THE EXERCISE:
Render the material again word for word, skipping the pictures in it.

MATERIAL:
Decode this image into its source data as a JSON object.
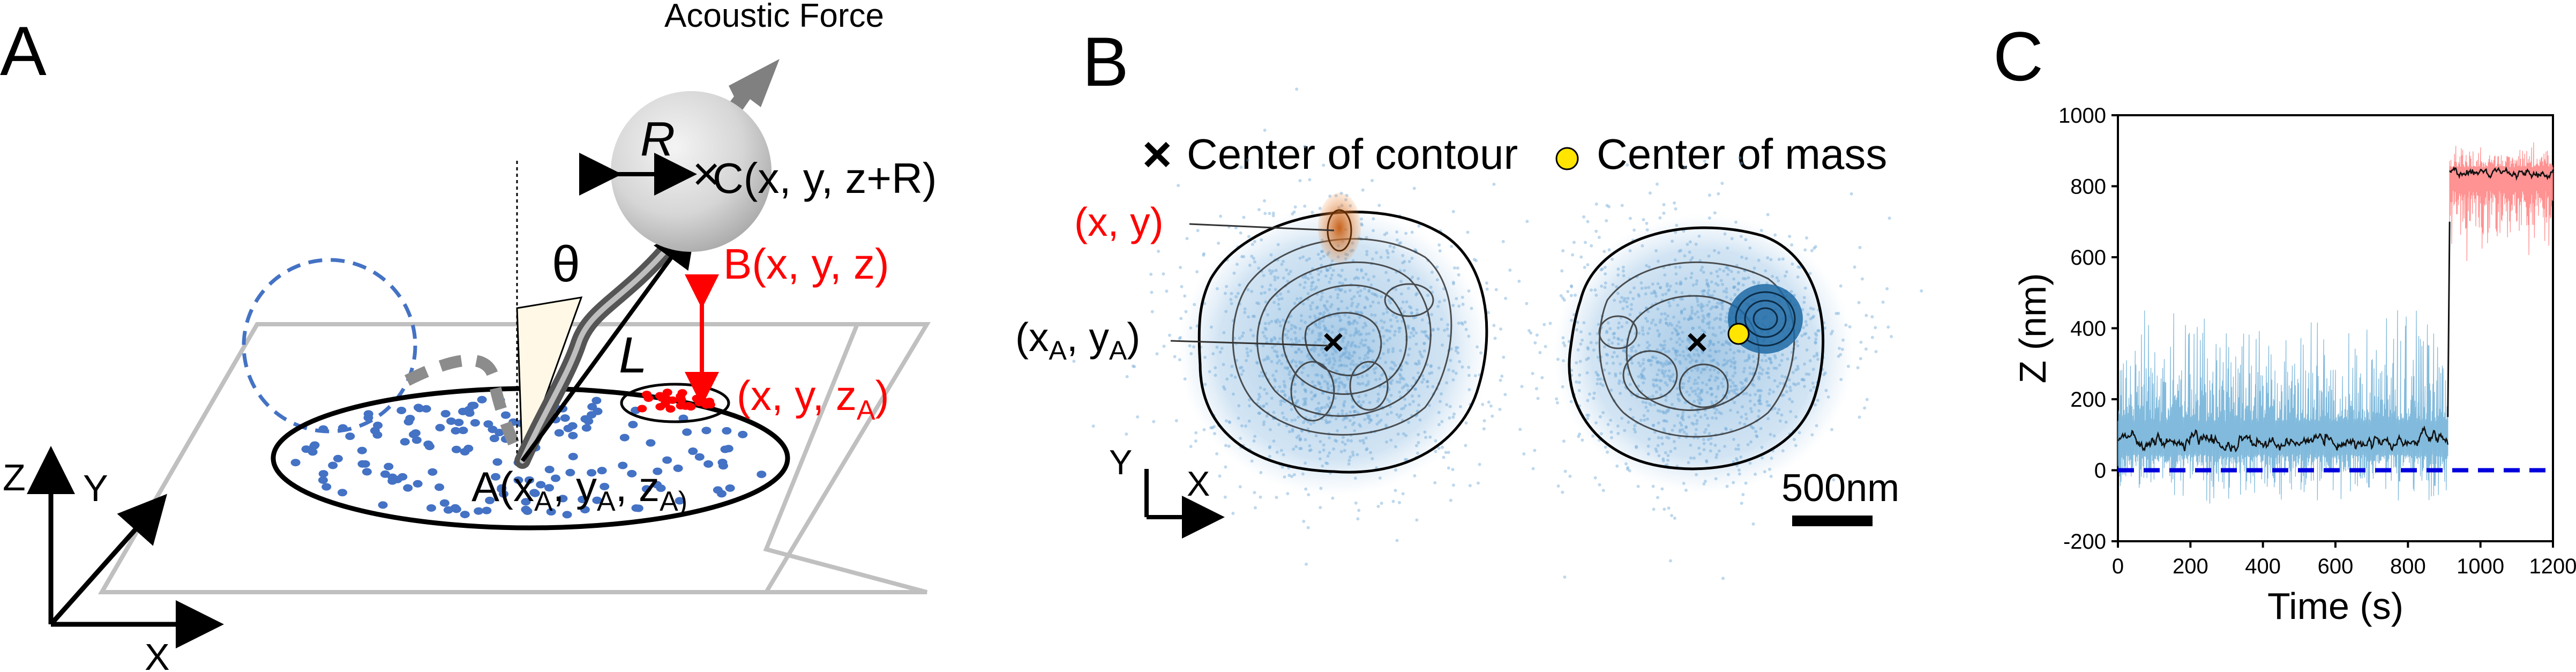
{
  "panel_a": {
    "letter": "A",
    "acoustic_force": "Acoustic Force",
    "radius_label": "R",
    "point_c": "C(x, y, z+R)",
    "theta": "θ",
    "point_b": "B(x, y, z)",
    "length_label": "L",
    "red_point": "(x, y, z",
    "red_point_sub": "A",
    "point_a": "A(x",
    "point_a_sub1": "A",
    "point_a_mid1": ", y",
    "point_a_sub2": "A",
    "point_a_mid2": ", z",
    "point_a_sub3": "A)",
    "axis_z": "Z",
    "axis_y": "Y",
    "axis_x": "X",
    "colors": {
      "dots_blue": "#4472c4",
      "dots_red": "#ff0000",
      "red_text": "#ff0000"
    }
  },
  "panel_b": {
    "letter": "B",
    "legend_cross": "Center of contour",
    "legend_circle": "Center of mass",
    "label_xy": "(x, y)",
    "label_xaya": "(x",
    "label_xaya_sub1": "A",
    "label_xaya_mid": ", y",
    "label_xaya_sub2": "A",
    "label_xaya_end": ")",
    "axis_y": "Y",
    "axis_x": "X",
    "scale_bar": "500nm",
    "colors": {
      "cloud": "#6fa8d6",
      "orange": "#e8731a",
      "com": "#ffe500"
    }
  },
  "panel_c": {
    "letter": "C",
    "colors": {
      "before": "#6baed6",
      "after": "#ff7f7f",
      "mean": "#111111",
      "baseline": "#0000dd"
    }
  },
  "chart_data": {
    "type": "line",
    "xlabel": "Time (s)",
    "ylabel": "Z (nm)",
    "xlim": [
      0,
      1200
    ],
    "ylim": [
      -200,
      1000
    ],
    "xticks": [
      0,
      200,
      400,
      600,
      800,
      1000,
      1200
    ],
    "yticks": [
      -200,
      0,
      200,
      400,
      600,
      800,
      1000
    ],
    "series": [
      {
        "x_range": [
          0,
          910
        ],
        "mean": 80,
        "min": -100,
        "max": 470
      },
      {
        "x_range": [
          915,
          1200
        ],
        "mean": 840,
        "min": 580,
        "max": 930
      }
    ],
    "baseline": 0
  }
}
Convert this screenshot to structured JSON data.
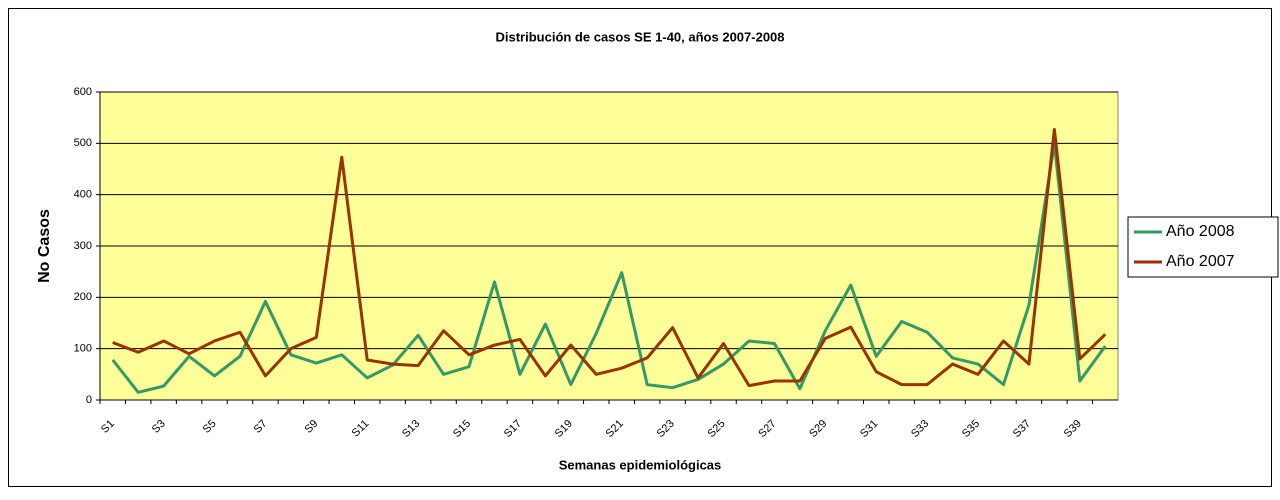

SOLUTION TO THIS EXERCISE:
Decode this image into its source data as a JSON object.
{
  "panel_a": {
    "letter": "A",
    "acoustic_force": "Acoustic Force",
    "radius_label": "R",
    "point_c": "C(x, y, z+R)",
    "theta": "θ",
    "point_b": "B(x, y, z)",
    "length_label": "L",
    "red_point": "(x, y, z",
    "red_point_sub": "A",
    "point_a": "A(x",
    "point_a_sub1": "A",
    "point_a_mid1": ", y",
    "point_a_sub2": "A",
    "point_a_mid2": ", z",
    "point_a_sub3": "A)",
    "axis_z": "Z",
    "axis_y": "Y",
    "axis_x": "X",
    "colors": {
      "dots_blue": "#4472c4",
      "dots_red": "#ff0000",
      "red_text": "#ff0000"
    }
  },
  "panel_b": {
    "letter": "B",
    "legend_cross": "Center of contour",
    "legend_circle": "Center of mass",
    "label_xy": "(x, y)",
    "label_xaya": "(x",
    "label_xaya_sub1": "A",
    "label_xaya_mid": ", y",
    "label_xaya_sub2": "A",
    "label_xaya_end": ")",
    "axis_y": "Y",
    "axis_x": "X",
    "scale_bar": "500nm",
    "colors": {
      "cloud": "#6fa8d6",
      "orange": "#e8731a",
      "com": "#ffe500"
    }
  },
  "panel_c": {
    "letter": "C",
    "colors": {
      "before": "#6baed6",
      "after": "#ff7f7f",
      "mean": "#111111",
      "baseline": "#0000dd"
    }
  },
  "chart_data": {
    "type": "line",
    "xlabel": "Time (s)",
    "ylabel": "Z (nm)",
    "xlim": [
      0,
      1200
    ],
    "ylim": [
      -200,
      1000
    ],
    "xticks": [
      0,
      200,
      400,
      600,
      800,
      1000,
      1200
    ],
    "yticks": [
      -200,
      0,
      200,
      400,
      600,
      800,
      1000
    ],
    "series": [
      {
        "x_range": [
          0,
          910
        ],
        "mean": 80,
        "min": -100,
        "max": 470
      },
      {
        "x_range": [
          915,
          1200
        ],
        "mean": 840,
        "min": 580,
        "max": 930
      }
    ],
    "baseline": 0
  }
}
Convert this screenshot to structured JSON data.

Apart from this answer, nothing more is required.